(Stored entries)
═══
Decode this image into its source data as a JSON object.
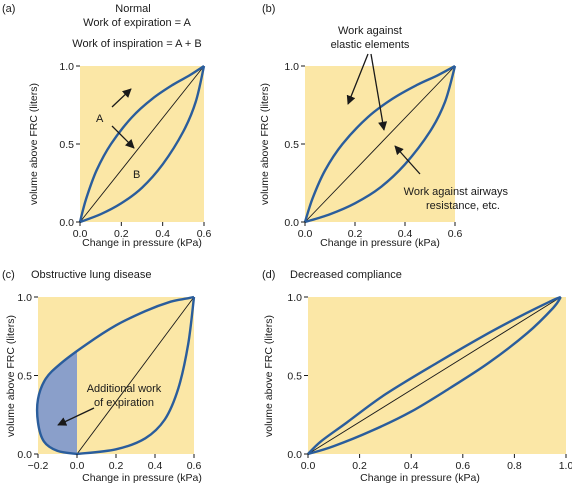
{
  "colors": {
    "plot_bg": "#fbe7a6",
    "curve": "#2a5d9c",
    "diagonal": "#1a1a1a",
    "shaded": "#8a9fca",
    "text": "#1a1a1a"
  },
  "chart_data": [
    {
      "panel": "(a)",
      "type": "line",
      "title": "Normal",
      "annotations": [
        "Work of expiration = A",
        "Work of inspiration = A + B",
        "A",
        "B"
      ],
      "xlabel": "Change in pressure (kPa)",
      "ylabel": "volume above FRC (liters)",
      "xlim": [
        0,
        0.6
      ],
      "ylim": [
        0,
        1
      ],
      "xticks": [
        "0.0",
        "0.2",
        "0.4",
        "0.6"
      ],
      "yticks": [
        "0.0",
        "0.5",
        "1.0"
      ],
      "series": [
        {
          "role": "inspiration",
          "x": [
            0,
            0.03,
            0.08,
            0.15,
            0.25,
            0.35,
            0.45,
            0.53,
            0.6
          ],
          "y": [
            0,
            0.15,
            0.33,
            0.5,
            0.67,
            0.79,
            0.88,
            0.94,
            1
          ]
        },
        {
          "role": "expiration",
          "x": [
            0,
            0.1,
            0.2,
            0.3,
            0.4,
            0.5,
            0.56,
            0.6
          ],
          "y": [
            0,
            0.05,
            0.12,
            0.22,
            0.37,
            0.58,
            0.77,
            1
          ]
        },
        {
          "role": "diagonal",
          "x": [
            0,
            0.6
          ],
          "y": [
            0,
            1
          ]
        }
      ]
    },
    {
      "panel": "(b)",
      "type": "line",
      "title": "",
      "annotations": [
        "Work against",
        "elastic elements",
        "Work against airways",
        "resistance, etc."
      ],
      "xlabel": "Change in pressure (kPa)",
      "ylabel": "volume above FRC (liters)",
      "xlim": [
        0,
        0.6
      ],
      "ylim": [
        0,
        1
      ],
      "xticks": [
        "0.0",
        "0.2",
        "0.4",
        "0.6"
      ],
      "yticks": [
        "0.0",
        "0.5",
        "1.0"
      ],
      "series": [
        {
          "role": "inspiration",
          "x": [
            0,
            0.03,
            0.08,
            0.15,
            0.25,
            0.35,
            0.45,
            0.53,
            0.6
          ],
          "y": [
            0,
            0.15,
            0.33,
            0.5,
            0.67,
            0.79,
            0.88,
            0.94,
            1
          ]
        },
        {
          "role": "expiration",
          "x": [
            0,
            0.1,
            0.2,
            0.3,
            0.4,
            0.5,
            0.56,
            0.6
          ],
          "y": [
            0,
            0.05,
            0.12,
            0.22,
            0.37,
            0.58,
            0.77,
            1
          ]
        },
        {
          "role": "diagonal",
          "x": [
            0,
            0.6
          ],
          "y": [
            0,
            1
          ]
        }
      ]
    },
    {
      "panel": "(c)",
      "type": "line",
      "title": "Obstructive lung disease",
      "annotations": [
        "Additional work",
        "of expiration"
      ],
      "xlabel": "Change in pressure (kPa)",
      "ylabel": "volume above FRC (liters)",
      "xlim": [
        -0.2,
        0.6
      ],
      "ylim": [
        0,
        1
      ],
      "xticks": [
        "−0.2",
        "0.0",
        "0.2",
        "0.4",
        "0.6"
      ],
      "yticks": [
        "0.0",
        "0.5",
        "1.0"
      ],
      "series": [
        {
          "role": "expiration",
          "x": [
            0,
            -0.1,
            -0.17,
            -0.2,
            -0.2,
            -0.16,
            -0.08,
            0.05,
            0.2,
            0.35,
            0.48,
            0.56,
            0.6
          ],
          "y": [
            0,
            0.02,
            0.08,
            0.2,
            0.35,
            0.48,
            0.58,
            0.7,
            0.82,
            0.91,
            0.97,
            0.99,
            1
          ]
        },
        {
          "role": "inspiration",
          "x": [
            0,
            0.2,
            0.35,
            0.45,
            0.52,
            0.57,
            0.6
          ],
          "y": [
            0,
            0.03,
            0.1,
            0.22,
            0.42,
            0.7,
            1
          ]
        },
        {
          "role": "diagonal",
          "x": [
            0,
            0.6
          ],
          "y": [
            0,
            1
          ]
        }
      ]
    },
    {
      "panel": "(d)",
      "type": "line",
      "title": "Decreased compliance",
      "annotations": [],
      "xlabel": "Change in pressure (kPa)",
      "ylabel": "volume above FRC (liters)",
      "xlim": [
        0,
        1
      ],
      "ylim": [
        0,
        1
      ],
      "xticks": [
        "0.0",
        "0.2",
        "0.4",
        "0.6",
        "0.8",
        "1.0"
      ],
      "yticks": [
        "0.0",
        "0.5",
        "1.0"
      ],
      "series": [
        {
          "role": "upper",
          "x": [
            0,
            0.05,
            0.15,
            0.3,
            0.5,
            0.7,
            0.85,
            0.95,
            0.98
          ],
          "y": [
            0,
            0.08,
            0.2,
            0.38,
            0.58,
            0.77,
            0.9,
            0.98,
            1
          ]
        },
        {
          "role": "lower",
          "x": [
            0,
            0.1,
            0.25,
            0.4,
            0.55,
            0.7,
            0.85,
            0.95,
            0.98
          ],
          "y": [
            0,
            0.05,
            0.15,
            0.27,
            0.42,
            0.58,
            0.77,
            0.93,
            1
          ]
        },
        {
          "role": "diagonal",
          "x": [
            0,
            0.98
          ],
          "y": [
            0,
            1
          ]
        }
      ]
    }
  ]
}
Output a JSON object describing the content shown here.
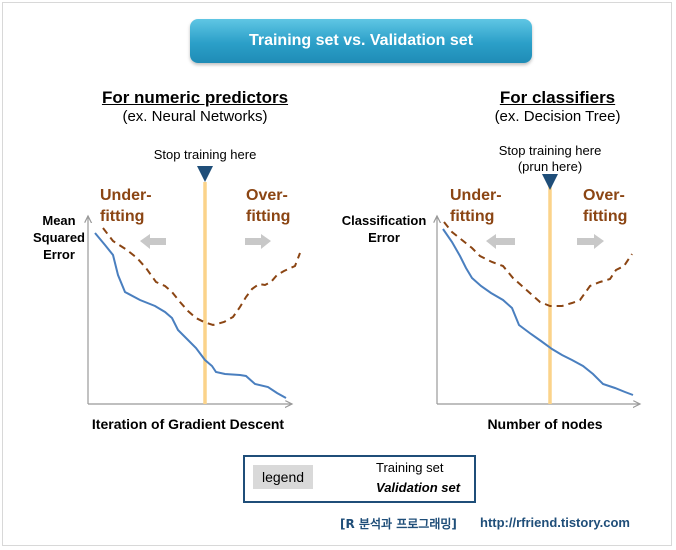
{
  "banner": {
    "title": "Training set vs. Validation set"
  },
  "left_panel": {
    "title": "For numeric predictors",
    "subtitle": "(ex. Neural Networks)",
    "stop_text": "Stop training here",
    "under_label": "Under-\nfitting",
    "over_label": "Over-\nfitting",
    "ylabel": "Mean\nSquared\nError",
    "xlabel": "Iteration of Gradient Descent"
  },
  "right_panel": {
    "title": "For classifiers",
    "subtitle": "(ex. Decision Tree)",
    "stop_text": "Stop training here\n(prun here)",
    "under_label": "Under-\nfitting",
    "over_label": "Over-\nfitting",
    "ylabel": "Classification\nError",
    "xlabel": "Number of nodes"
  },
  "legend": {
    "title": "legend",
    "training_label": "Training set",
    "validation_label": "Validation set"
  },
  "footer": {
    "blog": "[R 분석과 프로그래밍]",
    "url": "http://rfriend.tistory.com"
  },
  "colors": {
    "training": "#4a7fbf",
    "validation": "#8b4513",
    "stop_line": "#fbd38a",
    "stop_marker": "#1f4e79",
    "arrow": "#c8c8c8",
    "banner": "#2b9fc8"
  }
}
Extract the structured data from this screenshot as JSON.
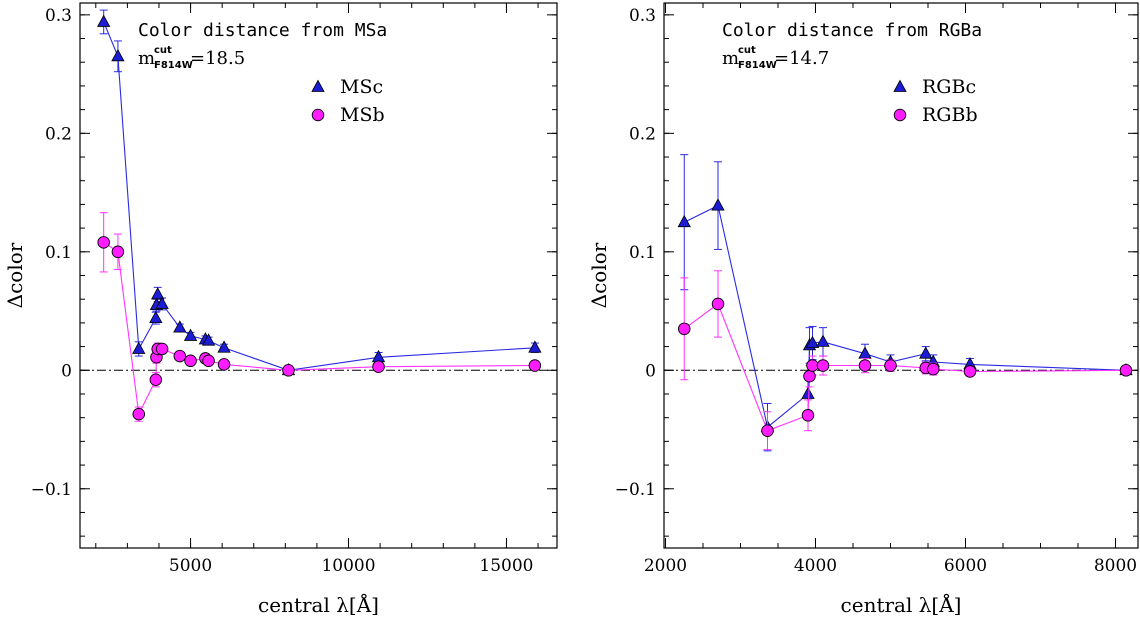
{
  "chart_data": [
    {
      "type": "scatter",
      "annotation": "Color distance from MSa",
      "cut_label": "m",
      "cut_sup": "cut",
      "cut_sub": "F814W",
      "cut_value": "=18.5",
      "xlabel": "central λ[Å]",
      "ylabel": "Δcolor",
      "xlim": [
        1500,
        16600
      ],
      "ylim": [
        -0.15,
        0.31
      ],
      "xticks_major": [
        5000,
        10000,
        15000
      ],
      "xtick_labels": [
        "5000",
        "10000",
        "15000"
      ],
      "xticks_minor_step": 1000,
      "yticks_major": [
        -0.1,
        0,
        0.1,
        0.2,
        0.3
      ],
      "ytick_labels": [
        "−0.1",
        "0",
        "0.1",
        "0.2",
        "0.3"
      ],
      "yticks_minor_step": 0.02,
      "zero_line": "dash-dot",
      "legend_position": "upper-right",
      "series": [
        {
          "name": "MSc",
          "marker": "triangle",
          "color": "#1c1cd4",
          "line_color": "#2a2ae6",
          "points": [
            {
              "x": 2250,
              "y": 0.294,
              "err": 0.01
            },
            {
              "x": 2700,
              "y": 0.265,
              "err": 0.013
            },
            {
              "x": 3360,
              "y": 0.018,
              "err": 0.006
            },
            {
              "x": 3900,
              "y": 0.044,
              "err": 0.005
            },
            {
              "x": 3920,
              "y": 0.055,
              "err": 0.005
            },
            {
              "x": 3960,
              "y": 0.064,
              "err": 0.006
            },
            {
              "x": 4100,
              "y": 0.056,
              "err": 0.005
            },
            {
              "x": 4660,
              "y": 0.036,
              "err": 0.003
            },
            {
              "x": 5000,
              "y": 0.029,
              "err": 0.003
            },
            {
              "x": 5470,
              "y": 0.026,
              "err": 0.003
            },
            {
              "x": 5570,
              "y": 0.025,
              "err": 0.003
            },
            {
              "x": 6060,
              "y": 0.019,
              "err": 0.003
            },
            {
              "x": 8100,
              "y": 0.0,
              "err": 0.002
            },
            {
              "x": 10950,
              "y": 0.011,
              "err": 0.004
            },
            {
              "x": 15900,
              "y": 0.019,
              "err": 0.004
            }
          ]
        },
        {
          "name": "MSb",
          "marker": "circle",
          "color": "#ff1cff",
          "line_color": "#ff33ff",
          "points": [
            {
              "x": 2250,
              "y": 0.108,
              "err": 0.025
            },
            {
              "x": 2700,
              "y": 0.1,
              "err": 0.015
            },
            {
              "x": 3360,
              "y": -0.037,
              "err": 0.006
            },
            {
              "x": 3900,
              "y": -0.008,
              "err": 0.006
            },
            {
              "x": 3920,
              "y": 0.011,
              "err": 0.005
            },
            {
              "x": 3960,
              "y": 0.018,
              "err": 0.005
            },
            {
              "x": 4100,
              "y": 0.018,
              "err": 0.004
            },
            {
              "x": 4660,
              "y": 0.012,
              "err": 0.003
            },
            {
              "x": 5000,
              "y": 0.008,
              "err": 0.003
            },
            {
              "x": 5470,
              "y": 0.01,
              "err": 0.003
            },
            {
              "x": 5570,
              "y": 0.008,
              "err": 0.003
            },
            {
              "x": 6060,
              "y": 0.005,
              "err": 0.003
            },
            {
              "x": 8100,
              "y": 0.0,
              "err": 0.002
            },
            {
              "x": 10950,
              "y": 0.003,
              "err": 0.003
            },
            {
              "x": 15900,
              "y": 0.004,
              "err": 0.003
            }
          ]
        }
      ]
    },
    {
      "type": "scatter",
      "annotation": "Color distance from RGBa",
      "cut_label": "m",
      "cut_sup": "cut",
      "cut_sub": "F814W",
      "cut_value": "=14.7",
      "xlabel": "central λ[Å]",
      "ylabel": "Δcolor",
      "xlim": [
        1980,
        8300
      ],
      "ylim": [
        -0.15,
        0.31
      ],
      "xticks_major": [
        2000,
        4000,
        6000,
        8000
      ],
      "xtick_labels": [
        "2000",
        "4000",
        "6000",
        "8000"
      ],
      "xticks_minor_step": 500,
      "yticks_major": [
        -0.1,
        0,
        0.1,
        0.2,
        0.3
      ],
      "ytick_labels": [
        "−0.1",
        "0",
        "0.1",
        "0.2",
        "0.3"
      ],
      "yticks_minor_step": 0.02,
      "zero_line": "dash-dot",
      "legend_position": "upper-right",
      "series": [
        {
          "name": "RGBc",
          "marker": "triangle",
          "color": "#1c1cd4",
          "line_color": "#2a2ae6",
          "points": [
            {
              "x": 2250,
              "y": 0.125,
              "err": 0.057
            },
            {
              "x": 2700,
              "y": 0.139,
              "err": 0.037
            },
            {
              "x": 3360,
              "y": -0.048,
              "err": 0.02
            },
            {
              "x": 3900,
              "y": -0.02,
              "err": 0.015
            },
            {
              "x": 3920,
              "y": 0.021,
              "err": 0.015
            },
            {
              "x": 3960,
              "y": 0.023,
              "err": 0.014
            },
            {
              "x": 4100,
              "y": 0.024,
              "err": 0.012
            },
            {
              "x": 4660,
              "y": 0.014,
              "err": 0.008
            },
            {
              "x": 5000,
              "y": 0.007,
              "err": 0.006
            },
            {
              "x": 5470,
              "y": 0.014,
              "err": 0.006
            },
            {
              "x": 5570,
              "y": 0.007,
              "err": 0.006
            },
            {
              "x": 6060,
              "y": 0.005,
              "err": 0.005
            },
            {
              "x": 8140,
              "y": 0.0,
              "err": 0.003
            }
          ]
        },
        {
          "name": "RGBb",
          "marker": "circle",
          "color": "#ff1cff",
          "line_color": "#ff33ff",
          "points": [
            {
              "x": 2250,
              "y": 0.035,
              "err": 0.043
            },
            {
              "x": 2700,
              "y": 0.056,
              "err": 0.028
            },
            {
              "x": 3360,
              "y": -0.051,
              "err": 0.016
            },
            {
              "x": 3900,
              "y": -0.038,
              "err": 0.013
            },
            {
              "x": 3920,
              "y": -0.005,
              "err": 0.009
            },
            {
              "x": 3960,
              "y": 0.004,
              "err": 0.008
            },
            {
              "x": 4100,
              "y": 0.004,
              "err": 0.008
            },
            {
              "x": 4660,
              "y": 0.004,
              "err": 0.006
            },
            {
              "x": 5000,
              "y": 0.004,
              "err": 0.005
            },
            {
              "x": 5470,
              "y": 0.002,
              "err": 0.005
            },
            {
              "x": 5570,
              "y": 0.001,
              "err": 0.005
            },
            {
              "x": 6060,
              "y": -0.001,
              "err": 0.004
            },
            {
              "x": 8140,
              "y": 0.0,
              "err": 0.003
            }
          ]
        }
      ]
    }
  ]
}
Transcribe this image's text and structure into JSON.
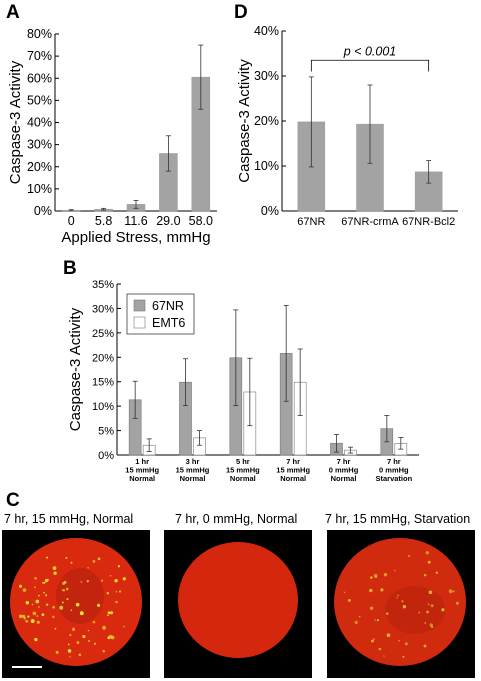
{
  "panels": {
    "A": "A",
    "B": "B",
    "C": "C",
    "D": "D"
  },
  "chart_data": [
    {
      "panel": "A",
      "type": "bar",
      "xlabel": "Applied Stress, mmHg",
      "ylabel": "Caspase-3 Activity",
      "categories": [
        "0",
        "5.8",
        "11.6",
        "29.0",
        "58.0"
      ],
      "values": [
        0.3,
        0.8,
        3.0,
        26.0,
        60.5
      ],
      "errors": [
        0.3,
        0.4,
        1.8,
        8.0,
        14.5
      ],
      "ylim": [
        0,
        80
      ],
      "yticks": [
        "0%",
        "10%",
        "20%",
        "30%",
        "40%",
        "50%",
        "60%",
        "70%",
        "80%"
      ],
      "bar_color": "#a3a3a3"
    },
    {
      "panel": "D",
      "type": "bar",
      "xlabel": "",
      "ylabel": "Caspase-3 Activity",
      "categories": [
        "67NR",
        "67NR-crmA",
        "67NR-Bcl2"
      ],
      "values": [
        19.8,
        19.3,
        8.7
      ],
      "errors": [
        10.0,
        8.7,
        2.5
      ],
      "ylim": [
        0,
        40
      ],
      "yticks": [
        "0%",
        "10%",
        "20%",
        "30%",
        "40%"
      ],
      "annotation": "p < 0.001",
      "bar_color": "#a3a3a3"
    },
    {
      "panel": "B",
      "type": "bar",
      "xlabel": "",
      "ylabel": "Caspase-3 Activity",
      "categories": [
        [
          "1 hr",
          "15 mmHg",
          "Normal"
        ],
        [
          "3 hr",
          "15 mmHg",
          "Normal"
        ],
        [
          "5 hr",
          "15 mmHg",
          "Normal"
        ],
        [
          "7 hr",
          "15 mmHg",
          "Normal"
        ],
        [
          "7 hr",
          "0 mmHg",
          "Normal"
        ],
        [
          "7 hr",
          "0 mmHg",
          "Starvation"
        ]
      ],
      "series": [
        {
          "name": "67NR",
          "values": [
            11.3,
            14.9,
            19.9,
            20.8,
            2.4,
            5.4
          ],
          "errors": [
            3.8,
            4.8,
            9.8,
            9.8,
            1.8,
            2.7
          ],
          "color": "#a3a3a3"
        },
        {
          "name": "EMT6",
          "values": [
            2.0,
            3.5,
            12.9,
            14.9,
            1.0,
            2.4
          ],
          "errors": [
            1.3,
            1.5,
            6.9,
            6.8,
            0.6,
            1.2
          ],
          "color": "#ffffff"
        }
      ],
      "ylim": [
        0,
        35
      ],
      "yticks": [
        "0%",
        "5%",
        "10%",
        "15%",
        "20%",
        "25%",
        "30%",
        "35%"
      ],
      "legend": "top-left"
    }
  ],
  "micrographs": [
    {
      "caption": "7 hr, 15 mmHg, Normal",
      "bg": "#d9290f",
      "spot": "#e4e830",
      "density": "high",
      "scale_bar": true
    },
    {
      "caption": "7 hr, 0 mmHg, Normal",
      "bg": "#d4270e",
      "spot": "#e4e830",
      "density": "none",
      "scale_bar": false
    },
    {
      "caption": "7 hr, 15 mmHg, Starvation",
      "bg": "#d02a0f",
      "spot": "#e0c030",
      "density": "medium",
      "scale_bar": false
    }
  ]
}
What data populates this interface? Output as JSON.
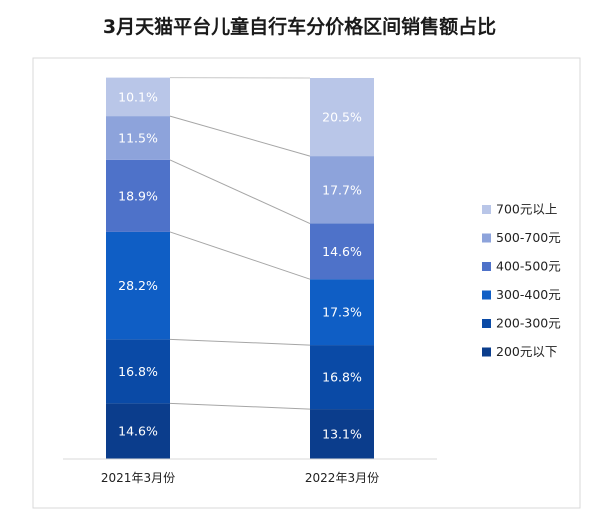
{
  "chart_data": {
    "type": "bar",
    "stacked": true,
    "percent": true,
    "title": "3月天猫平台儿童自行车分价格区间销售额占比",
    "categories": [
      "2021年3月份",
      "2022年3月份"
    ],
    "series": [
      {
        "name": "200元以下",
        "values": [
          14.6,
          13.1
        ],
        "labels": [
          "14.6%",
          "13.1%"
        ],
        "color": "#0b3d8c"
      },
      {
        "name": "200-300元",
        "values": [
          16.8,
          16.8
        ],
        "labels": [
          "16.8%",
          "16.8%"
        ],
        "color": "#0a4aa6"
      },
      {
        "name": "300-400元",
        "values": [
          28.2,
          17.3
        ],
        "labels": [
          "28.2%",
          "17.3%"
        ],
        "color": "#0f5ec5"
      },
      {
        "name": "400-500元",
        "values": [
          18.9,
          14.6
        ],
        "labels": [
          "18.9%",
          "14.6%"
        ],
        "color": "#4e72c9"
      },
      {
        "name": "500-700元",
        "values": [
          11.5,
          17.7
        ],
        "labels": [
          "11.5%",
          "17.7%"
        ],
        "color": "#8da3db"
      },
      {
        "name": "700元以上",
        "values": [
          10.1,
          20.5
        ],
        "labels": [
          "10.1%",
          "20.5%"
        ],
        "color": "#b9c6e8"
      }
    ],
    "ylim": [
      0,
      100
    ],
    "grid": false,
    "legend": "right"
  }
}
═══
Exercise
Search the data above for the string "caption" and return every line that has it.

Completed task
      "caption": "7 hr, 15 mmHg, Normal",
      "caption": "7 hr, 0 mmHg, Normal",
      "caption": "7 hr, 15 mmHg, Starvation",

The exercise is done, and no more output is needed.